TASK REQUIREMENTS: Across the listing below, how many lines hold "World"? Reply with the number by itself.

(Data records)
## BEGIN
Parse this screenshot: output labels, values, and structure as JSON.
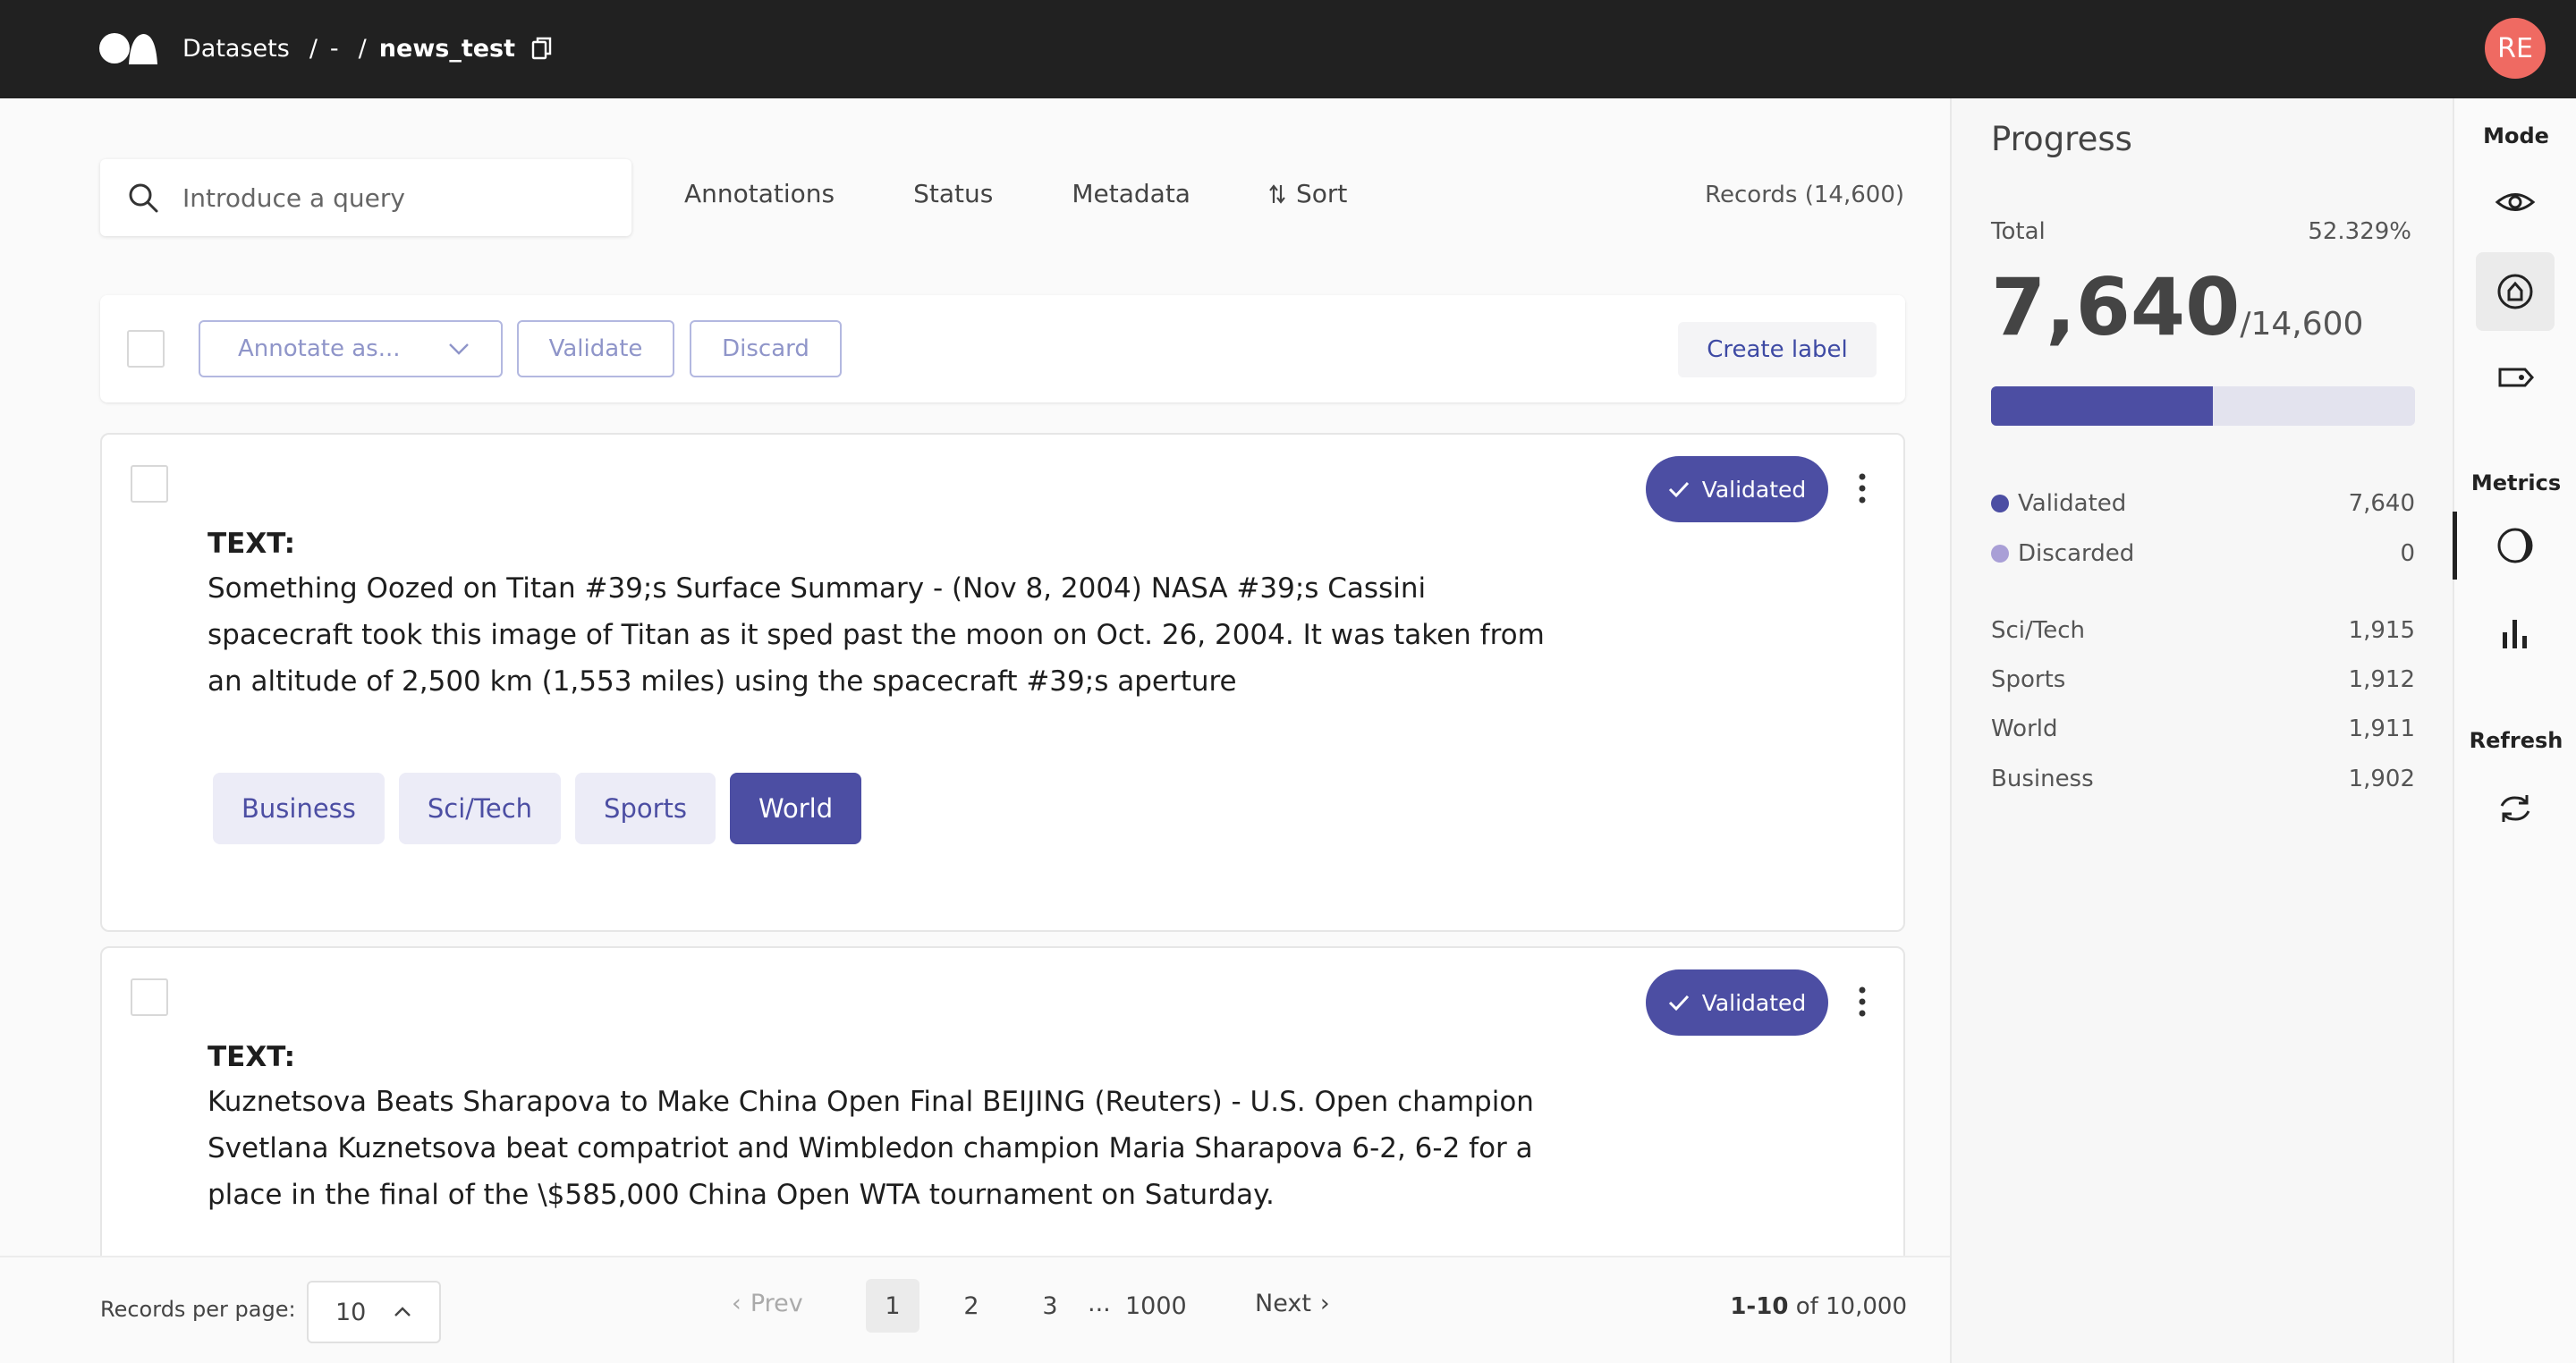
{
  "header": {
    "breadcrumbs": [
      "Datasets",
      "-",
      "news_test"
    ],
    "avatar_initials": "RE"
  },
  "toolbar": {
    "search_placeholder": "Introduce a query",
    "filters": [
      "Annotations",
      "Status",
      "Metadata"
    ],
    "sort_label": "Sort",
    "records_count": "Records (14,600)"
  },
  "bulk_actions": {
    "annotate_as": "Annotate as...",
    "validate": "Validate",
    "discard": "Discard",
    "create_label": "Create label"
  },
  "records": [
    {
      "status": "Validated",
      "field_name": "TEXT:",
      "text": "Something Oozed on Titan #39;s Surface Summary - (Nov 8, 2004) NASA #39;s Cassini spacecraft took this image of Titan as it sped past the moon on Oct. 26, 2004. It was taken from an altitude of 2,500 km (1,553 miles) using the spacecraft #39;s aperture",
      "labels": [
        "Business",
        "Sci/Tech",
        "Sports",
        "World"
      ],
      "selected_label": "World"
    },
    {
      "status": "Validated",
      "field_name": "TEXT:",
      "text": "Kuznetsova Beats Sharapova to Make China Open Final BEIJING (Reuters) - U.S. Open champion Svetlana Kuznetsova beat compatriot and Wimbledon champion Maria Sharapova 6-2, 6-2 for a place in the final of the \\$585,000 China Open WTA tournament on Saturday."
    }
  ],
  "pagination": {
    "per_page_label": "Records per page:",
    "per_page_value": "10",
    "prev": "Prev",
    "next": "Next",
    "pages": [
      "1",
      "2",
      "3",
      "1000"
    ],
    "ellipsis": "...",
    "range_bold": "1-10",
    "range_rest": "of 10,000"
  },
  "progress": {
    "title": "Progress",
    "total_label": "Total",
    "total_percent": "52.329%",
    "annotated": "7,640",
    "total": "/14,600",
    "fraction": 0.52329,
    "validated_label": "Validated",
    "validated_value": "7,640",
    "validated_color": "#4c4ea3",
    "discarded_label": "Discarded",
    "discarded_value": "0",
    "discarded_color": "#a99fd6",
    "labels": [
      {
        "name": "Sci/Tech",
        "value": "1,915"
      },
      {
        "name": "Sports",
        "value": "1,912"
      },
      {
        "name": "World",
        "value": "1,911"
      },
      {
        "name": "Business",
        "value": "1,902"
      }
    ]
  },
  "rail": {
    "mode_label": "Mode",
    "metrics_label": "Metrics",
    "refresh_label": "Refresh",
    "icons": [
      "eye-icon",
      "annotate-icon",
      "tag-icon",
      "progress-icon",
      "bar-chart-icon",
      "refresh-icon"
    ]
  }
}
## END
## BEGIN
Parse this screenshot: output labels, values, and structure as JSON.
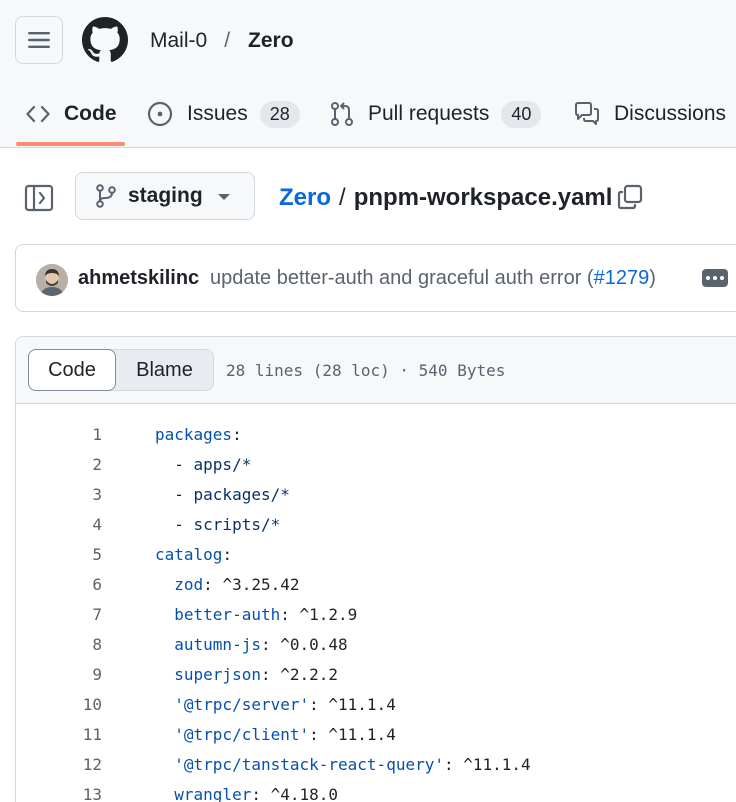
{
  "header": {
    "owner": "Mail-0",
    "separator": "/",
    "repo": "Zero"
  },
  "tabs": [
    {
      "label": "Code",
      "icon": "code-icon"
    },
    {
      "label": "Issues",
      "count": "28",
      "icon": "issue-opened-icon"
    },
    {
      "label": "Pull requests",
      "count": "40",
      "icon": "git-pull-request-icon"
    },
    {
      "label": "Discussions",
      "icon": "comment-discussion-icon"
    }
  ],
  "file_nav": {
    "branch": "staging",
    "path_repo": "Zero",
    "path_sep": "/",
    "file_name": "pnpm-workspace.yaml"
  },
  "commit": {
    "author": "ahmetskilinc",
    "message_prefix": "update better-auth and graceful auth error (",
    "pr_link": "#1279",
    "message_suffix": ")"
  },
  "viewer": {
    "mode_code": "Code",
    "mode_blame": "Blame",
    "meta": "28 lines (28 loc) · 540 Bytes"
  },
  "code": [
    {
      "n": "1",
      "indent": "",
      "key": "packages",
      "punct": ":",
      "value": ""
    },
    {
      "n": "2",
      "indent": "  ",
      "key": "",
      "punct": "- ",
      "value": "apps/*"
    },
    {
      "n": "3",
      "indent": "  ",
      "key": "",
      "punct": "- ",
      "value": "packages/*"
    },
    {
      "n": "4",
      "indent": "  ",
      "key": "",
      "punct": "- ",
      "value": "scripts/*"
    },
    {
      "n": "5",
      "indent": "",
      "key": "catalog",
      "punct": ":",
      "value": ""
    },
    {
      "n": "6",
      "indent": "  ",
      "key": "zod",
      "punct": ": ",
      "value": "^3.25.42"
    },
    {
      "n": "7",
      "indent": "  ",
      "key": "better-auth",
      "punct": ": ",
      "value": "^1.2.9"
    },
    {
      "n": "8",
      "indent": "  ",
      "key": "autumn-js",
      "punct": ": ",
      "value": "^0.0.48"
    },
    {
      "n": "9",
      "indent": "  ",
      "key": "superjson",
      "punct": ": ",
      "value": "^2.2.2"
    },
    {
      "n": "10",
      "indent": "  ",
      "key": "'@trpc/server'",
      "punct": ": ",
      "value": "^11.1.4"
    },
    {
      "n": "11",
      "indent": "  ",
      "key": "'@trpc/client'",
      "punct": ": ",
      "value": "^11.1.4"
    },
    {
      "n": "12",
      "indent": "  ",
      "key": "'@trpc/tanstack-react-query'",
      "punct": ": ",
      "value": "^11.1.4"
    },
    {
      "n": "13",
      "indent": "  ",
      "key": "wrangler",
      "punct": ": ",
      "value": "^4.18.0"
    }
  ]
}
## END
## BEGIN
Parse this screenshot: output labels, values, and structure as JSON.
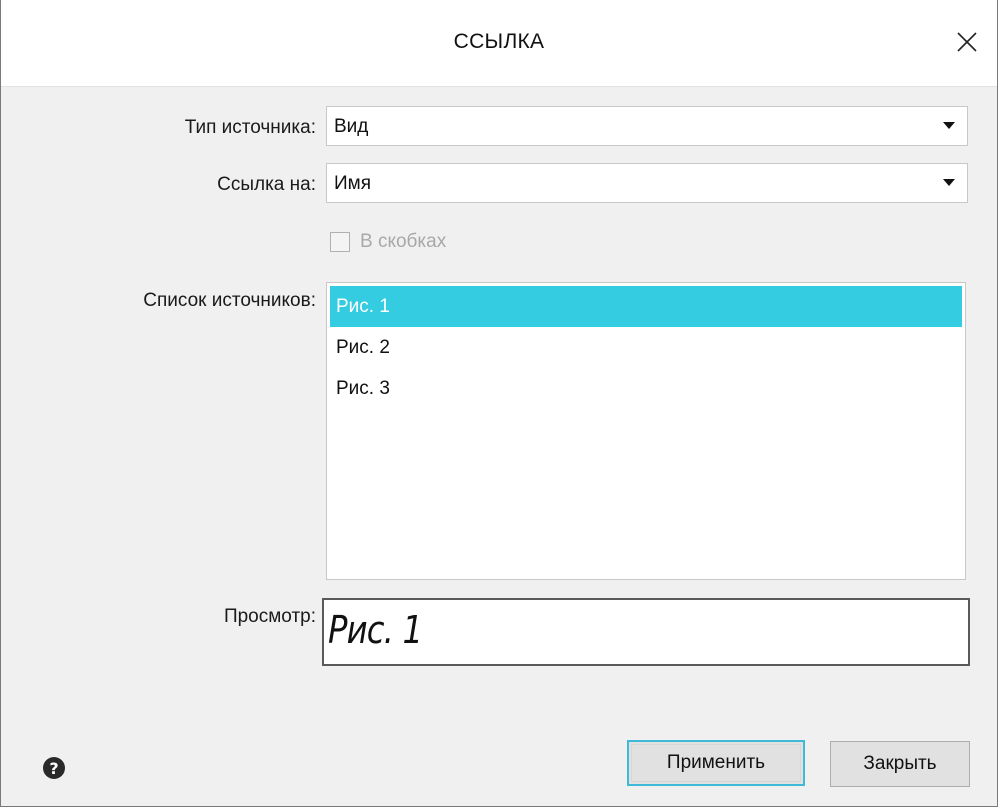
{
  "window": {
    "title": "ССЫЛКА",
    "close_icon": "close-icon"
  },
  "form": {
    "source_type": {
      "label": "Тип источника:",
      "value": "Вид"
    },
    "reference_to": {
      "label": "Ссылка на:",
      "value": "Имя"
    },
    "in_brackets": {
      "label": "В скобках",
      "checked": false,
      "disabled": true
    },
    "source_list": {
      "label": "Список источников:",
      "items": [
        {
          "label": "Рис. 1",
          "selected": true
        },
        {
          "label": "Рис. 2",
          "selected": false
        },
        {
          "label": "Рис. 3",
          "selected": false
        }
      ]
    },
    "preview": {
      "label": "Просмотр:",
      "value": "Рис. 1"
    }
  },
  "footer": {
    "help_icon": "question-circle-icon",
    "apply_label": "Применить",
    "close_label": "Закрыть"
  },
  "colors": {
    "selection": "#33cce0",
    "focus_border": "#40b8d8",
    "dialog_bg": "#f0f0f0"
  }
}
## END
SOLUTION FOR THIS PROBLEM: 3